JOB: Copy out every entry below word for word, from the one containing "heatmap-cell <box>80 158 83 160</box>" down to the one containing "heatmap-cell <box>125 699 128 702</box>", including both of those.

PROVIDED RECORDS:

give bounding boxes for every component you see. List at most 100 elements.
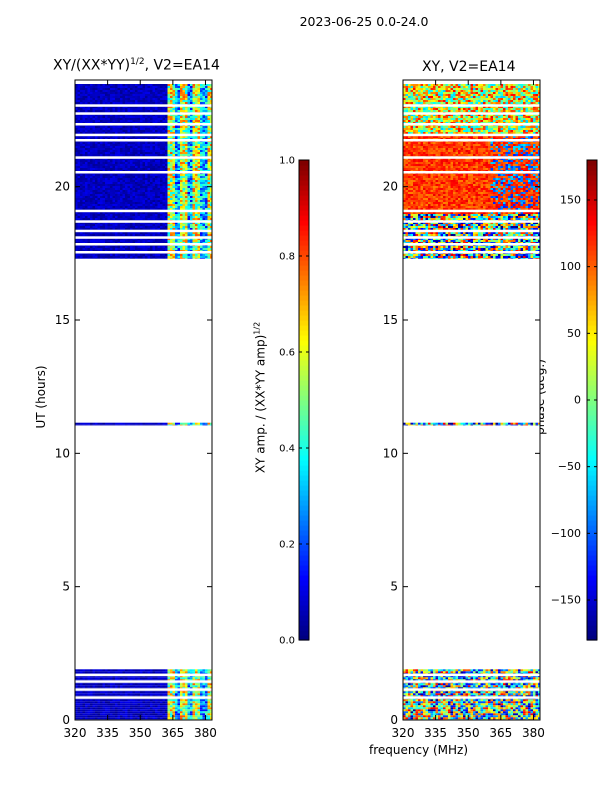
heatmap-cell <box>80 158 83 160</box>
heatmap-cell <box>100 120 103 122</box>
heatmap-cell <box>167 204 170 206</box>
heatmap-cell <box>172 709 175 712</box>
heatmap-cell <box>125 146 128 148</box>
heatmap-cell <box>140 158 143 160</box>
heatmap-cell <box>177 198 180 200</box>
heatmap-cell <box>110 202 113 204</box>
heatmap-cell <box>107 98 110 100</box>
heatmap-cell <box>95 192 98 194</box>
heatmap-cell <box>112 96 115 98</box>
heatmap-cell <box>97 152 100 154</box>
heatmap-cell <box>132 92 135 94</box>
heatmap-cell <box>190 180 193 182</box>
heatmap-cell <box>152 685 155 688</box>
heatmap-cell <box>75 717 78 720</box>
heatmap-cell <box>117 128 120 130</box>
heatmap-cell <box>185 711 188 714</box>
heatmap-cell <box>120 114 123 116</box>
heatmap-cell <box>192 182 195 184</box>
heatmap-cell <box>177 715 180 718</box>
heatmap-cell <box>95 130 98 132</box>
heatmap-cell <box>210 102 212 104</box>
heatmap-cell <box>125 699 128 702</box>
heatmap-cell <box>77 711 80 714</box>
heatmap-cell <box>165 144 168 146</box>
heatmap-cell <box>190 114 193 116</box>
heatmap-cell <box>185 691 188 694</box>
heatmap-cell <box>155 180 158 182</box>
heatmap-cell <box>145 118 148 120</box>
heatmap-cell <box>167 88 170 90</box>
heatmap-cell <box>175 188 178 190</box>
heatmap-cell <box>210 162 212 164</box>
heatmap-cell <box>207 190 210 192</box>
heatmap-cell <box>192 130 195 132</box>
heatmap-cell <box>100 114 103 116</box>
heatmap-cell <box>170 152 173 154</box>
heatmap-cell <box>152 162 155 164</box>
heatmap-cell <box>115 88 118 90</box>
heatmap-cell <box>107 128 110 130</box>
heatmap-cell <box>75 102 78 104</box>
heatmap-cell <box>185 126 188 128</box>
heatmap-cell <box>117 166 120 168</box>
heatmap-cell <box>177 701 180 704</box>
heatmap-cell <box>155 202 158 204</box>
heatmap-cell <box>187 188 190 190</box>
heatmap-cell <box>125 200 128 202</box>
heatmap-cell <box>137 132 140 134</box>
heatmap-cell <box>162 198 165 200</box>
heatmap-cell <box>90 98 93 100</box>
heatmap-cell <box>135 715 138 718</box>
heatmap-cell <box>190 94 193 96</box>
heatmap-cell <box>145 108 148 110</box>
heatmap-cell <box>87 118 90 120</box>
heatmap-cell <box>77 184 80 186</box>
heatmap-cell <box>142 102 145 104</box>
heatmap-cell <box>207 96 210 98</box>
heatmap-cell <box>122 200 125 202</box>
heatmap-cell <box>117 677 120 680</box>
heatmap-cell <box>95 90 98 92</box>
heatmap-cell <box>107 202 110 204</box>
heatmap-cell <box>85 202 88 204</box>
heatmap-cell <box>165 166 168 168</box>
heatmap-cell <box>92 190 95 192</box>
heatmap-cell <box>165 178 168 180</box>
heatmap-cell <box>152 200 155 202</box>
heatmap-cell <box>167 707 170 710</box>
heatmap-cell <box>150 108 153 110</box>
heatmap-cell <box>200 160 203 162</box>
heatmap-cell <box>185 154 188 156</box>
heatmap-cell <box>120 180 123 182</box>
heatmap-cell <box>132 136 135 138</box>
heatmap-cell <box>165 152 168 154</box>
heatmap-cell <box>135 98 138 100</box>
heatmap-cell <box>165 118 168 120</box>
heatmap-cell <box>147 90 150 92</box>
heatmap-cell <box>180 128 183 130</box>
heatmap-cell <box>100 142 103 144</box>
heatmap-cell <box>150 699 153 702</box>
heatmap-cell <box>160 186 163 188</box>
heatmap-cell <box>95 166 98 168</box>
heatmap-cell <box>157 132 160 134</box>
heatmap-cell <box>97 92 100 94</box>
heatmap-cell <box>160 142 163 144</box>
heatmap-cell <box>190 128 193 130</box>
heatmap-cell <box>117 184 120 186</box>
heatmap-cell <box>127 92 130 94</box>
heatmap-cell <box>120 204 123 206</box>
heatmap-cell <box>207 424 210 426</box>
heatmap-cell <box>80 126 83 128</box>
heatmap-cell <box>135 100 138 102</box>
heatmap-cell <box>107 707 110 710</box>
heatmap-cell <box>97 164 100 166</box>
heatmap-cell <box>102 176 105 178</box>
heatmap-cell <box>127 126 130 128</box>
heatmap-cell <box>180 705 183 708</box>
heatmap-cell <box>142 90 145 92</box>
heatmap-cell <box>137 180 140 182</box>
heatmap-cell <box>102 208 105 210</box>
heatmap-cell <box>145 176 148 178</box>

SOLUTION TO THIS PROBLEM:
heatmap-cell <box>80 158 83 160</box>
heatmap-cell <box>100 120 103 122</box>
heatmap-cell <box>167 204 170 206</box>
heatmap-cell <box>172 709 175 712</box>
heatmap-cell <box>125 146 128 148</box>
heatmap-cell <box>140 158 143 160</box>
heatmap-cell <box>177 198 180 200</box>
heatmap-cell <box>110 202 113 204</box>
heatmap-cell <box>107 98 110 100</box>
heatmap-cell <box>95 192 98 194</box>
heatmap-cell <box>112 96 115 98</box>
heatmap-cell <box>97 152 100 154</box>
heatmap-cell <box>132 92 135 94</box>
heatmap-cell <box>190 180 193 182</box>
heatmap-cell <box>152 685 155 688</box>
heatmap-cell <box>75 717 78 720</box>
heatmap-cell <box>117 128 120 130</box>
heatmap-cell <box>185 711 188 714</box>
heatmap-cell <box>120 114 123 116</box>
heatmap-cell <box>192 182 195 184</box>
heatmap-cell <box>177 715 180 718</box>
heatmap-cell <box>95 130 98 132</box>
heatmap-cell <box>210 102 212 104</box>
heatmap-cell <box>125 699 128 702</box>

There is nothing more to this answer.